(WHAT YOU HAVE TO DO)
Scan the records for the string "JSON"; copy each line where it occurs.

(DATASET RECORDS)
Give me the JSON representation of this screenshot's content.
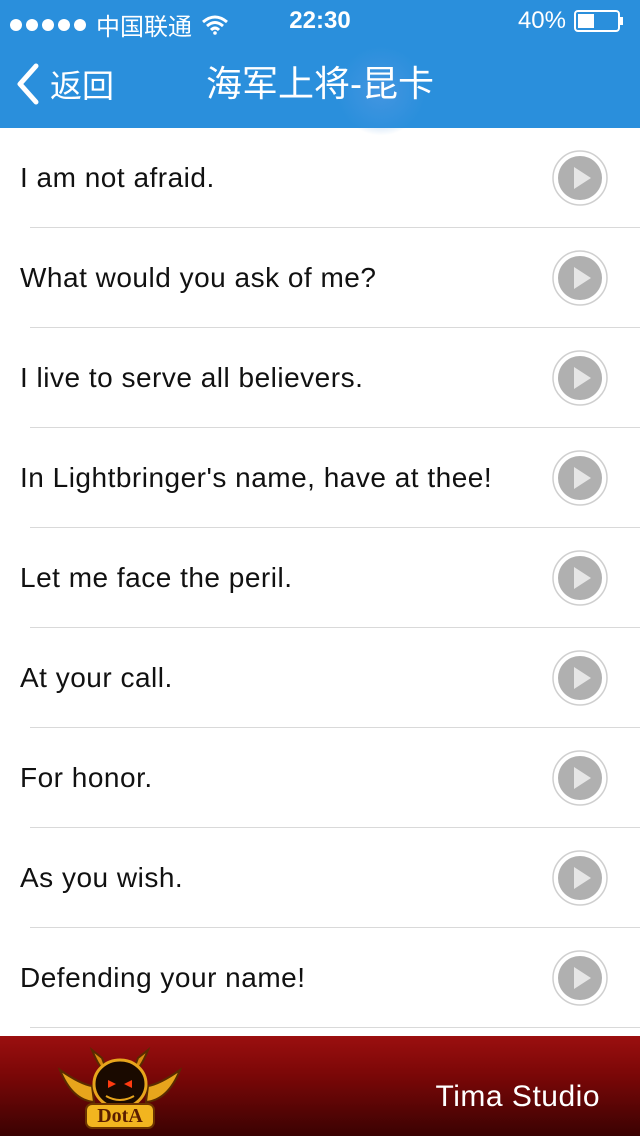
{
  "status_bar": {
    "carrier": "中国联通",
    "time": "22:30",
    "battery": "40%"
  },
  "nav": {
    "back_label": "返回",
    "title": "海军上将-昆卡"
  },
  "quotes": [
    {
      "text": "I am not afraid."
    },
    {
      "text": "What would you ask of me?"
    },
    {
      "text": "I live to serve all believers."
    },
    {
      "text": "In Lightbringer's name, have at thee!"
    },
    {
      "text": "Let me face the peril."
    },
    {
      "text": "At your call."
    },
    {
      "text": "For honor."
    },
    {
      "text": "As you wish."
    },
    {
      "text": "Defending your name!"
    }
  ],
  "footer": {
    "logo_text": "DotA",
    "studio": "Tima Studio"
  },
  "colors": {
    "header": "#2a8fdc",
    "footer": "#7a0707",
    "separator": "#d9d9d9"
  }
}
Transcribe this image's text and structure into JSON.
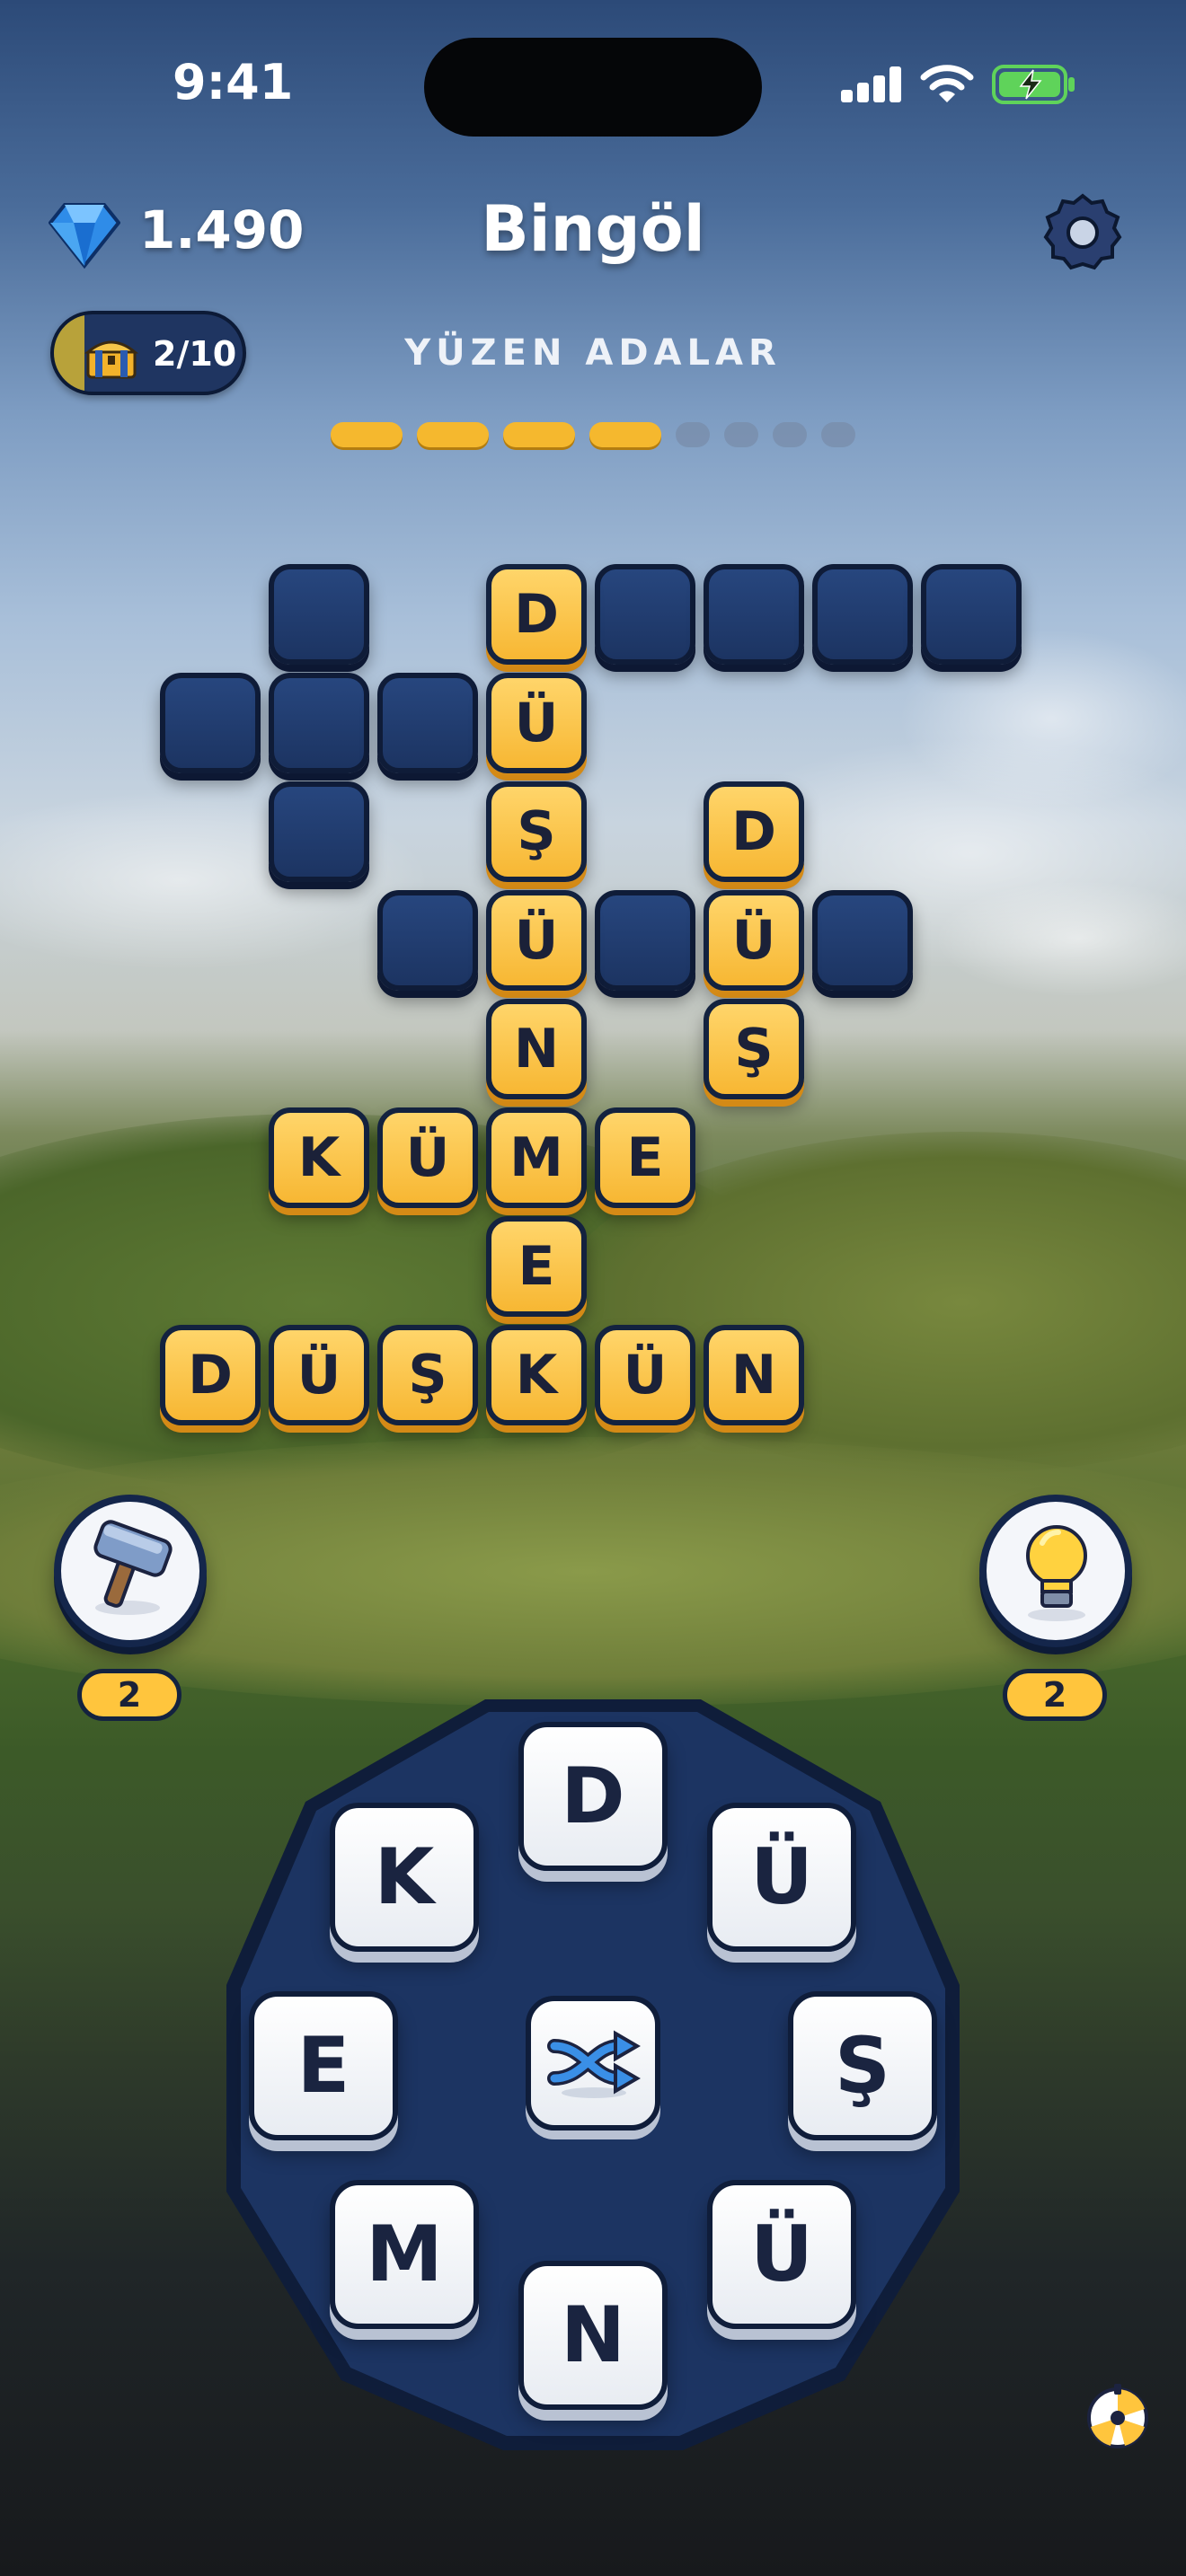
{
  "status_bar": {
    "time": "9:41"
  },
  "header": {
    "gems": "1.490",
    "title": "Bingöl"
  },
  "chest": {
    "progress_text": "2/10",
    "fill_fraction": 0.2
  },
  "level": {
    "name": "YÜZEN ADALAR",
    "segments_total": 8,
    "segments_done": 4
  },
  "colors": {
    "tile_fill": "#f7b733",
    "tile_empty": "#1c3462",
    "wheel": "#1c3462",
    "accent": "#ffc53d"
  },
  "grid": {
    "filled": [
      {
        "letter": "D",
        "col": 3,
        "row": 0
      },
      {
        "letter": "Ü",
        "col": 3,
        "row": 1
      },
      {
        "letter": "Ş",
        "col": 3,
        "row": 2
      },
      {
        "letter": "D",
        "col": 5,
        "row": 2
      },
      {
        "letter": "Ü",
        "col": 3,
        "row": 3
      },
      {
        "letter": "Ü",
        "col": 5,
        "row": 3
      },
      {
        "letter": "N",
        "col": 3,
        "row": 4
      },
      {
        "letter": "Ş",
        "col": 5,
        "row": 4
      },
      {
        "letter": "K",
        "col": 1,
        "row": 5
      },
      {
        "letter": "Ü",
        "col": 2,
        "row": 5
      },
      {
        "letter": "M",
        "col": 3,
        "row": 5
      },
      {
        "letter": "E",
        "col": 4,
        "row": 5
      },
      {
        "letter": "E",
        "col": 3,
        "row": 6
      },
      {
        "letter": "D",
        "col": 0,
        "row": 7
      },
      {
        "letter": "Ü",
        "col": 1,
        "row": 7
      },
      {
        "letter": "Ş",
        "col": 2,
        "row": 7
      },
      {
        "letter": "K",
        "col": 3,
        "row": 7
      },
      {
        "letter": "Ü",
        "col": 4,
        "row": 7
      },
      {
        "letter": "N",
        "col": 5,
        "row": 7
      }
    ],
    "empty": [
      {
        "col": 1,
        "row": 0
      },
      {
        "col": 4,
        "row": 0
      },
      {
        "col": 5,
        "row": 0
      },
      {
        "col": 6,
        "row": 0
      },
      {
        "col": 7,
        "row": 0
      },
      {
        "col": 0,
        "row": 1
      },
      {
        "col": 1,
        "row": 1
      },
      {
        "col": 2,
        "row": 1
      },
      {
        "col": 1,
        "row": 2
      },
      {
        "col": 2,
        "row": 3
      },
      {
        "col": 4,
        "row": 3
      },
      {
        "col": 6,
        "row": 3
      }
    ]
  },
  "tools": {
    "hammer_count": "2",
    "hint_count": "2"
  },
  "wheel_letters": [
    "D",
    "Ü",
    "Ş",
    "Ü",
    "N",
    "M",
    "E",
    "K"
  ]
}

(THE RESPONSE)
Give me the JSON representation of this screenshot's content.
Transcribe this image's text and structure into JSON.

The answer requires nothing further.